### [WHAT IS ASKED]
Give every line of the data again, unchanged, but with no pictures.

### [DATA RECORDS]
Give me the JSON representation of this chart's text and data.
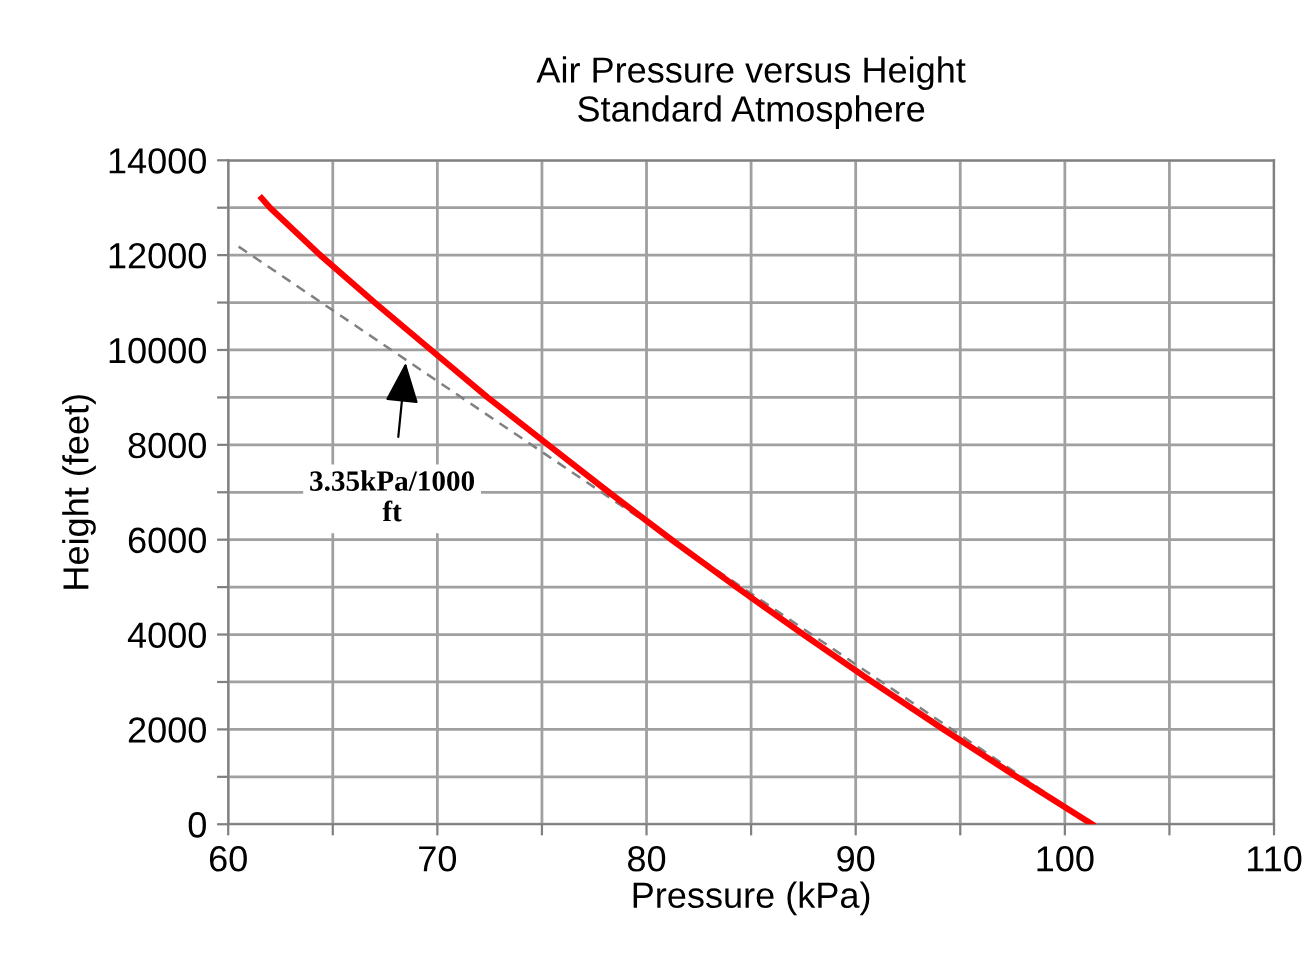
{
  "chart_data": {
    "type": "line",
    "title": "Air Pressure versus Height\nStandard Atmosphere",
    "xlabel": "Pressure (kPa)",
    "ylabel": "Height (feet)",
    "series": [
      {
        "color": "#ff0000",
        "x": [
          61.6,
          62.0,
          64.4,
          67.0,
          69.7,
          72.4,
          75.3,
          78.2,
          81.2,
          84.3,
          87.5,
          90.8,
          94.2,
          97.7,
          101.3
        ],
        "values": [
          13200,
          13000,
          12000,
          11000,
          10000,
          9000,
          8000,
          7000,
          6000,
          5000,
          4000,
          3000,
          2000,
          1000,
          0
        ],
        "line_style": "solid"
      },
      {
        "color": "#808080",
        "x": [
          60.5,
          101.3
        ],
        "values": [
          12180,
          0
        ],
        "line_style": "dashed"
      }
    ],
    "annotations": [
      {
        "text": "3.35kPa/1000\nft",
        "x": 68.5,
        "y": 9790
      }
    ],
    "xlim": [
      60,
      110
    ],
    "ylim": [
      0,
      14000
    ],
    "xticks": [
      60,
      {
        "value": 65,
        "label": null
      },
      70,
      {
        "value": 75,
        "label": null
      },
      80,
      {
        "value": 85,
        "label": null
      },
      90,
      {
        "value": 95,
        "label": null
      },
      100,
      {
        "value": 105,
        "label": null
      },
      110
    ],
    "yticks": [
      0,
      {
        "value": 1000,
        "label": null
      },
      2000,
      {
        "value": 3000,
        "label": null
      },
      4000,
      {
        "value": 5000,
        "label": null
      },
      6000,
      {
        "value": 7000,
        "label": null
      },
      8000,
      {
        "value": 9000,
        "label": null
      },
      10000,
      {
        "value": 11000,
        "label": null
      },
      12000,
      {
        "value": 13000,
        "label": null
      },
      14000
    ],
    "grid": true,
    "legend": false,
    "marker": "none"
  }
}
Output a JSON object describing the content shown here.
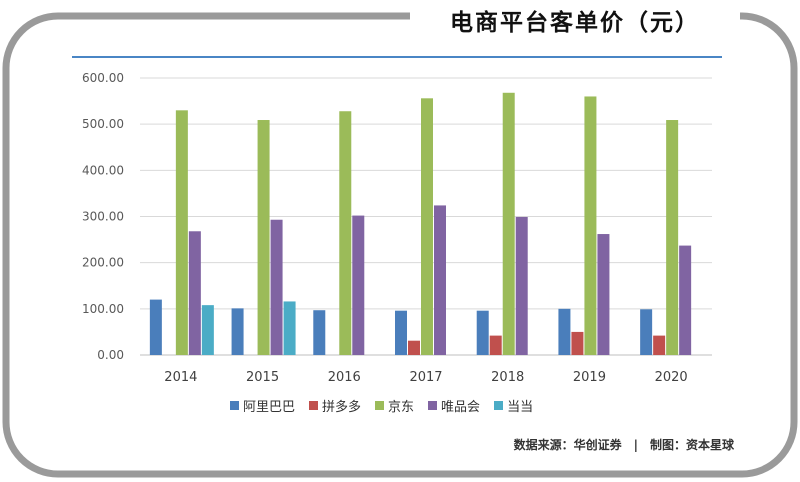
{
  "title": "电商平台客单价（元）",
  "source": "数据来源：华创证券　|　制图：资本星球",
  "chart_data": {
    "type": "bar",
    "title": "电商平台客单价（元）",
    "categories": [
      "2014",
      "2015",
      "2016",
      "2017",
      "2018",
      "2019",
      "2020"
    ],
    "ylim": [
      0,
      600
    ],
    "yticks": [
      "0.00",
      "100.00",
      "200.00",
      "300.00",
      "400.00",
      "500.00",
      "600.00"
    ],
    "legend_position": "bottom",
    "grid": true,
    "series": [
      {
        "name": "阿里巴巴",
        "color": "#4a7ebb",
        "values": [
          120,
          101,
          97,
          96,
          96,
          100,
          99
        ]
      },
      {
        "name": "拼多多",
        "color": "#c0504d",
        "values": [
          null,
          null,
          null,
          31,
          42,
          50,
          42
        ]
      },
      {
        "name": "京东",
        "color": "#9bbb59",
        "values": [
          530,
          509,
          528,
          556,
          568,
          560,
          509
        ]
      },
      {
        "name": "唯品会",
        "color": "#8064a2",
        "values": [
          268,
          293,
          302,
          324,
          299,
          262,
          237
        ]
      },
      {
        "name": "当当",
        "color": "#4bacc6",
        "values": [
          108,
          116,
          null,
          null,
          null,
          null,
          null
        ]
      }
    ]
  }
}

### [TASK RESULT]
Give me the JSON representation of this chart's text and data.
{
  "chart_data": {
    "type": "line",
    "title": "Air Pressure versus Height\nStandard Atmosphere",
    "xlabel": "Pressure (kPa)",
    "ylabel": "Height (feet)",
    "series": [
      {
        "color": "#ff0000",
        "x": [
          61.6,
          62.0,
          64.4,
          67.0,
          69.7,
          72.4,
          75.3,
          78.2,
          81.2,
          84.3,
          87.5,
          90.8,
          94.2,
          97.7,
          101.3
        ],
        "values": [
          13200,
          13000,
          12000,
          11000,
          10000,
          9000,
          8000,
          7000,
          6000,
          5000,
          4000,
          3000,
          2000,
          1000,
          0
        ],
        "line_style": "solid"
      },
      {
        "color": "#808080",
        "x": [
          60.5,
          101.3
        ],
        "values": [
          12180,
          0
        ],
        "line_style": "dashed"
      }
    ],
    "annotations": [
      {
        "text": "3.35kPa/1000\nft",
        "x": 68.5,
        "y": 9790
      }
    ],
    "xlim": [
      60,
      110
    ],
    "ylim": [
      0,
      14000
    ],
    "xticks": [
      60,
      {
        "value": 65,
        "label": null
      },
      70,
      {
        "value": 75,
        "label": null
      },
      80,
      {
        "value": 85,
        "label": null
      },
      90,
      {
        "value": 95,
        "label": null
      },
      100,
      {
        "value": 105,
        "label": null
      },
      110
    ],
    "yticks": [
      0,
      {
        "value": 1000,
        "label": null
      },
      2000,
      {
        "value": 3000,
        "label": null
      },
      4000,
      {
        "value": 5000,
        "label": null
      },
      6000,
      {
        "value": 7000,
        "label": null
      },
      8000,
      {
        "value": 9000,
        "label": null
      },
      10000,
      {
        "value": 11000,
        "label": null
      },
      12000,
      {
        "value": 13000,
        "label": null
      },
      14000
    ],
    "grid": true,
    "legend": false,
    "marker": "none"
  }
}
Output a JSON object describing the content shown here.
{
  "title": "电商平台客单价（元）",
  "source": "数据来源：华创证券　|　制图：资本星球",
  "chart_data": {
    "type": "bar",
    "title": "电商平台客单价（元）",
    "categories": [
      "2014",
      "2015",
      "2016",
      "2017",
      "2018",
      "2019",
      "2020"
    ],
    "ylim": [
      0,
      600
    ],
    "yticks": [
      "0.00",
      "100.00",
      "200.00",
      "300.00",
      "400.00",
      "500.00",
      "600.00"
    ],
    "legend_position": "bottom",
    "grid": true,
    "series": [
      {
        "name": "阿里巴巴",
        "color": "#4a7ebb",
        "values": [
          120,
          101,
          97,
          96,
          96,
          100,
          99
        ]
      },
      {
        "name": "拼多多",
        "color": "#c0504d",
        "values": [
          null,
          null,
          null,
          31,
          42,
          50,
          42
        ]
      },
      {
        "name": "京东",
        "color": "#9bbb59",
        "values": [
          530,
          509,
          528,
          556,
          568,
          560,
          509
        ]
      },
      {
        "name": "唯品会",
        "color": "#8064a2",
        "values": [
          268,
          293,
          302,
          324,
          299,
          262,
          237
        ]
      },
      {
        "name": "当当",
        "color": "#4bacc6",
        "values": [
          108,
          116,
          null,
          null,
          null,
          null,
          null
        ]
      }
    ]
  }
}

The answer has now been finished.